__OBJECTIVE__:
Give every line again exactly as it appears, please, but not the pictures.

__ENTRIES PROVIDED__:
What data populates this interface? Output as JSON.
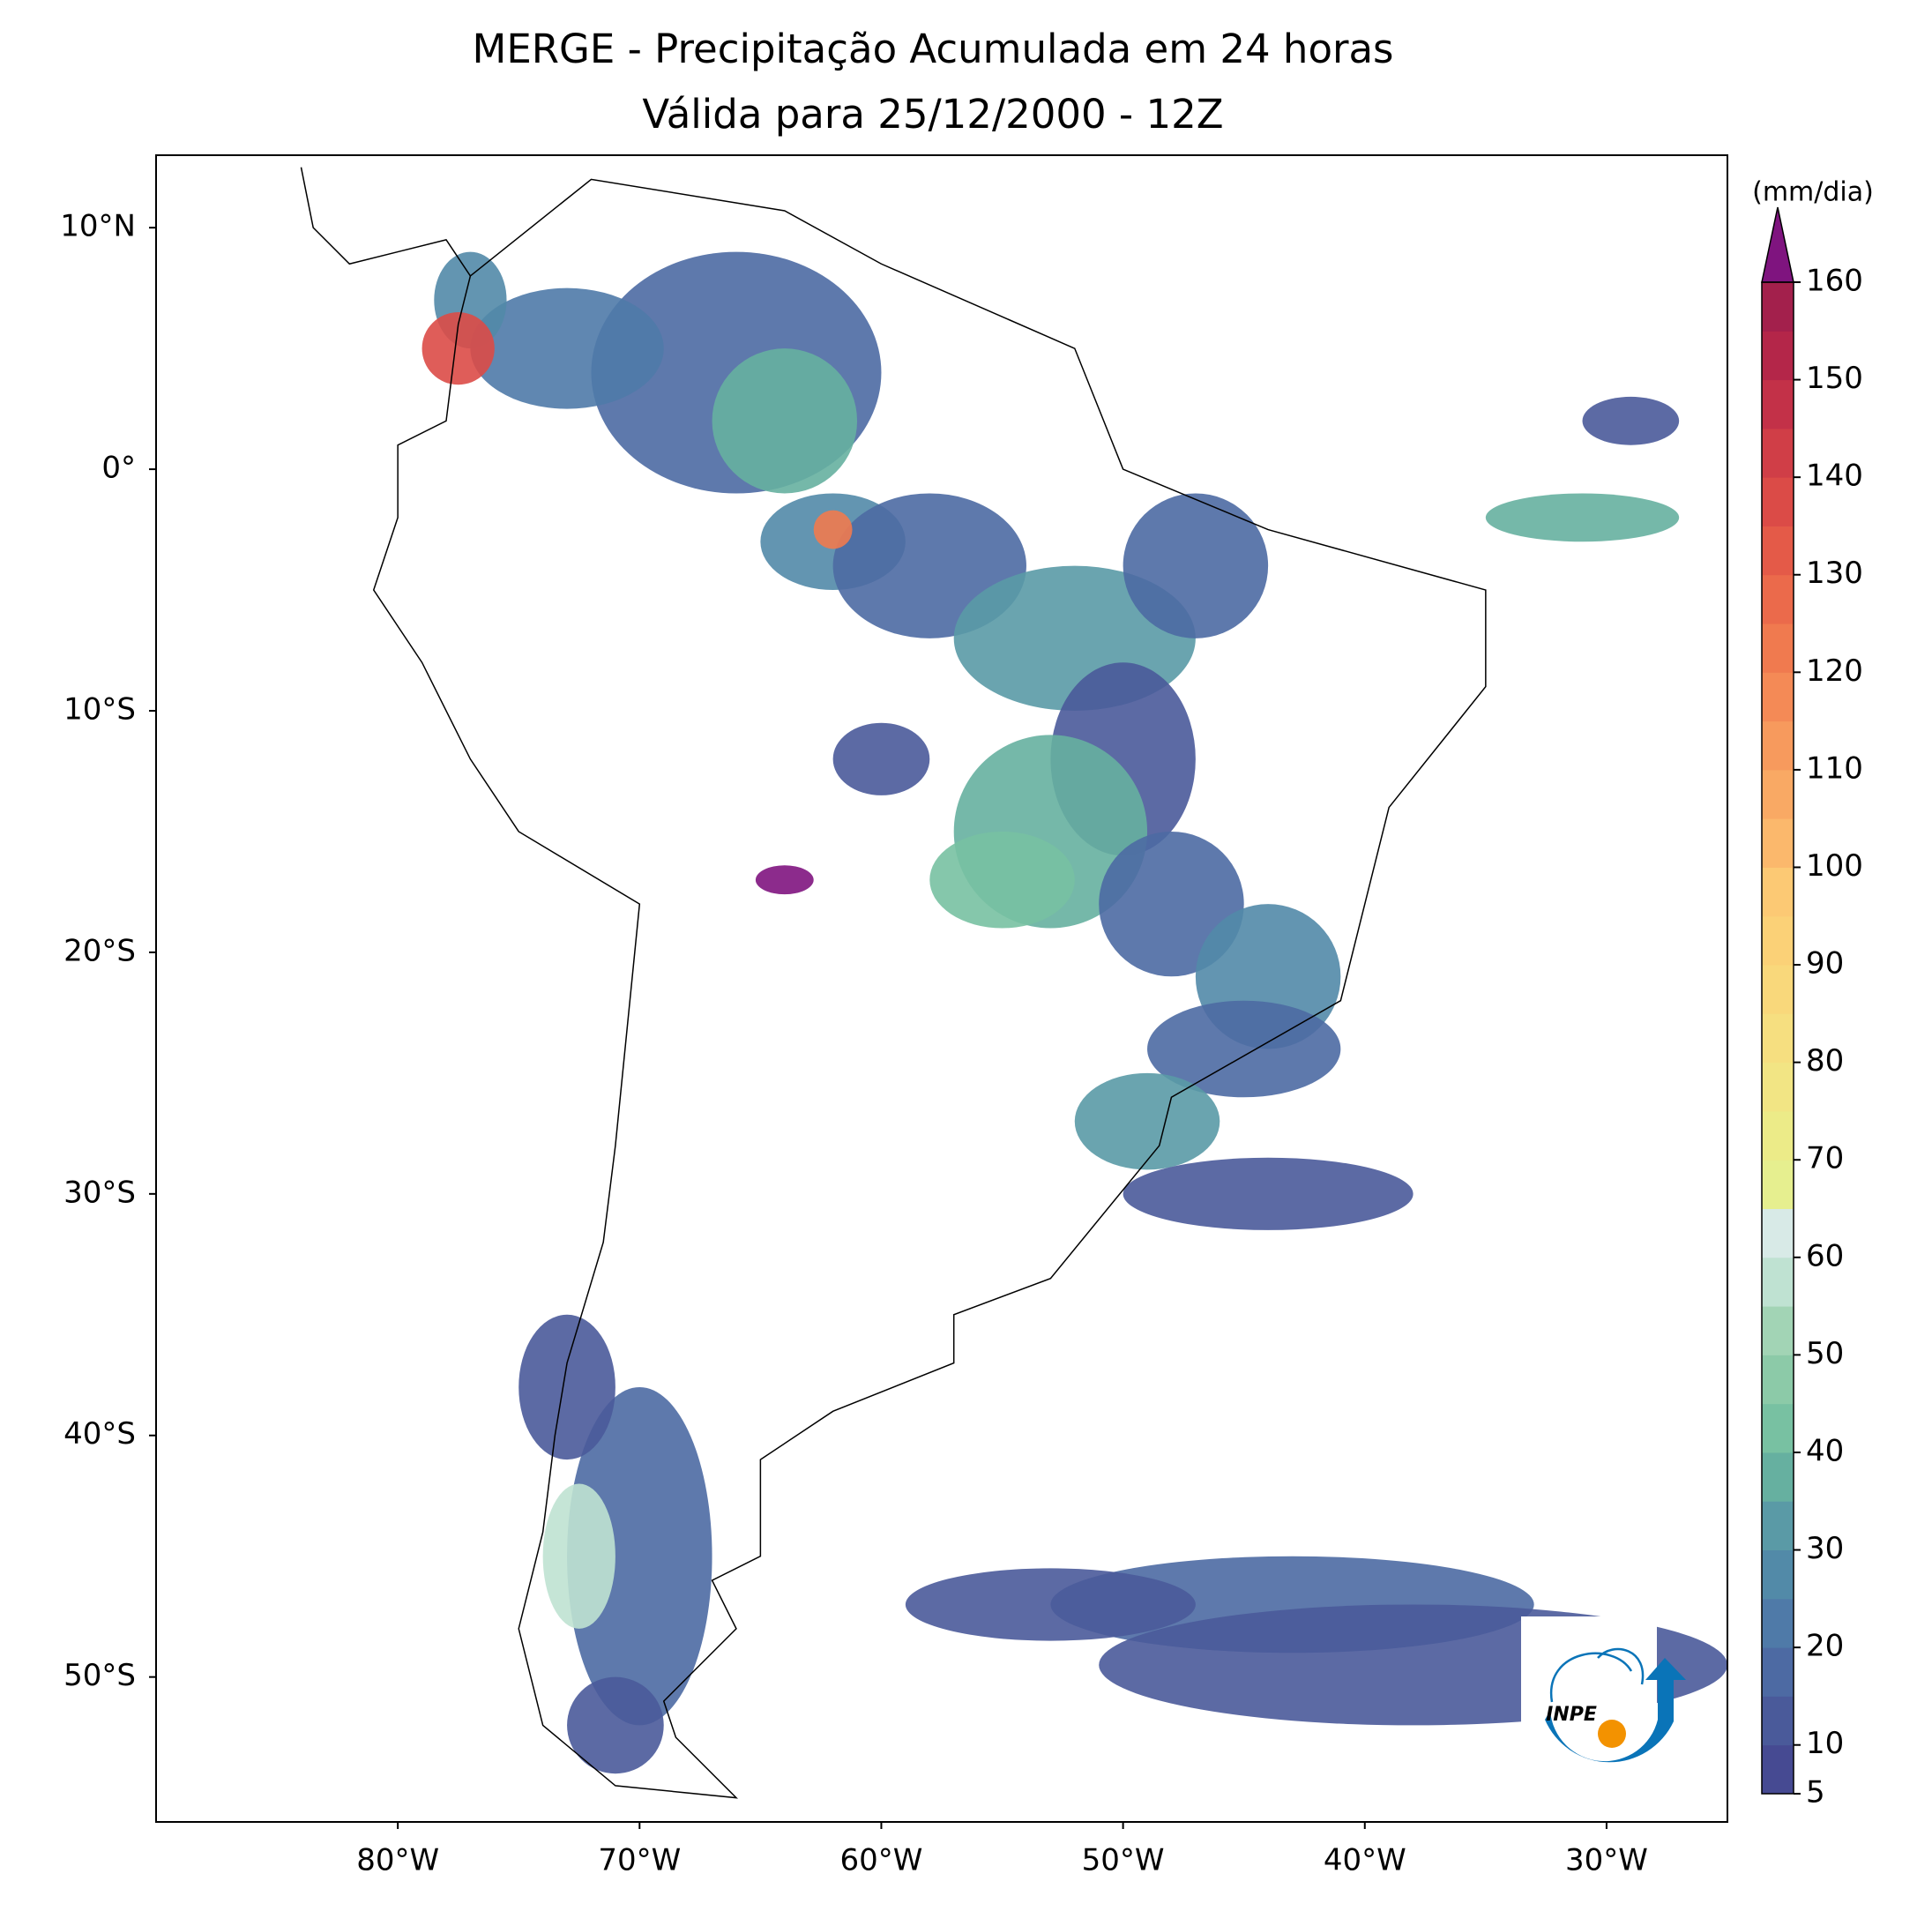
{
  "chart_data": {
    "type": "map",
    "title": "MERGE - Precipitação Acumulada em 24 horas",
    "subtitle": "Válida para 25/12/2000 - 12Z",
    "xlim": [
      -90,
      -25
    ],
    "ylim": [
      -56,
      13
    ],
    "xticks": [
      {
        "value": -80,
        "label": "80°W"
      },
      {
        "value": -70,
        "label": "70°W"
      },
      {
        "value": -60,
        "label": "60°W"
      },
      {
        "value": -50,
        "label": "50°W"
      },
      {
        "value": -40,
        "label": "40°W"
      },
      {
        "value": -30,
        "label": "30°W"
      }
    ],
    "yticks": [
      {
        "value": 10,
        "label": "10°N"
      },
      {
        "value": 0,
        "label": "0°"
      },
      {
        "value": -10,
        "label": "10°S"
      },
      {
        "value": -20,
        "label": "20°S"
      },
      {
        "value": -30,
        "label": "30°S"
      },
      {
        "value": -40,
        "label": "40°S"
      },
      {
        "value": -50,
        "label": "50°S"
      }
    ],
    "colorbar": {
      "label": "(mm/dia)",
      "clim": [
        5,
        160
      ],
      "ticks": [
        5,
        10,
        20,
        30,
        40,
        50,
        60,
        70,
        80,
        90,
        100,
        110,
        120,
        130,
        140,
        150,
        160
      ],
      "levels": [
        5,
        10,
        15,
        20,
        25,
        30,
        35,
        40,
        45,
        50,
        55,
        60,
        65,
        70,
        75,
        80,
        85,
        90,
        95,
        100,
        105,
        110,
        115,
        120,
        125,
        130,
        135,
        140,
        145,
        150,
        155,
        160
      ],
      "colors": [
        "#464a92",
        "#4a5a9a",
        "#4d6aa3",
        "#4f7aa8",
        "#528aa8",
        "#5a9aa6",
        "#66b0a0",
        "#78c1a2",
        "#8ccaa8",
        "#a2d4b5",
        "#bfe2d2",
        "#d8eae7",
        "#e6ef8f",
        "#eceb88",
        "#f2e584",
        "#f6df80",
        "#f9d87b",
        "#fbd177",
        "#fcc974",
        "#fbb86c",
        "#f9a964",
        "#f79a5d",
        "#f48a56",
        "#f07a4f",
        "#eb6a4b",
        "#e45a48",
        "#db4b47",
        "#d03e47",
        "#c33148",
        "#b42649",
        "#a3204c"
      ],
      "extend_color": "#7f147f"
    },
    "logo": "INPE"
  }
}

__WRITTEN RESPONSE__:
What data populates this interface? Output as JSON.
{
  "chart_data": {
    "type": "map",
    "title": "MERGE - Precipitação Acumulada em 24 horas",
    "subtitle": "Válida para 25/12/2000 - 12Z",
    "xlim": [
      -90,
      -25
    ],
    "ylim": [
      -56,
      13
    ],
    "xticks": [
      {
        "value": -80,
        "label": "80°W"
      },
      {
        "value": -70,
        "label": "70°W"
      },
      {
        "value": -60,
        "label": "60°W"
      },
      {
        "value": -50,
        "label": "50°W"
      },
      {
        "value": -40,
        "label": "40°W"
      },
      {
        "value": -30,
        "label": "30°W"
      }
    ],
    "yticks": [
      {
        "value": 10,
        "label": "10°N"
      },
      {
        "value": 0,
        "label": "0°"
      },
      {
        "value": -10,
        "label": "10°S"
      },
      {
        "value": -20,
        "label": "20°S"
      },
      {
        "value": -30,
        "label": "30°S"
      },
      {
        "value": -40,
        "label": "40°S"
      },
      {
        "value": -50,
        "label": "50°S"
      }
    ],
    "colorbar": {
      "label": "(mm/dia)",
      "clim": [
        5,
        160
      ],
      "ticks": [
        5,
        10,
        20,
        30,
        40,
        50,
        60,
        70,
        80,
        90,
        100,
        110,
        120,
        130,
        140,
        150,
        160
      ],
      "levels": [
        5,
        10,
        15,
        20,
        25,
        30,
        35,
        40,
        45,
        50,
        55,
        60,
        65,
        70,
        75,
        80,
        85,
        90,
        95,
        100,
        105,
        110,
        115,
        120,
        125,
        130,
        135,
        140,
        145,
        150,
        155,
        160
      ],
      "colors": [
        "#464a92",
        "#4a5a9a",
        "#4d6aa3",
        "#4f7aa8",
        "#528aa8",
        "#5a9aa6",
        "#66b0a0",
        "#78c1a2",
        "#8ccaa8",
        "#a2d4b5",
        "#bfe2d2",
        "#d8eae7",
        "#e6ef8f",
        "#eceb88",
        "#f2e584",
        "#f6df80",
        "#f9d87b",
        "#fbd177",
        "#fcc974",
        "#fbb86c",
        "#f9a964",
        "#f79a5d",
        "#f48a56",
        "#f07a4f",
        "#eb6a4b",
        "#e45a48",
        "#db4b47",
        "#d03e47",
        "#c33148",
        "#b42649",
        "#a3204c"
      ],
      "extend_color": "#7f147f"
    },
    "logo": "INPE"
  }
}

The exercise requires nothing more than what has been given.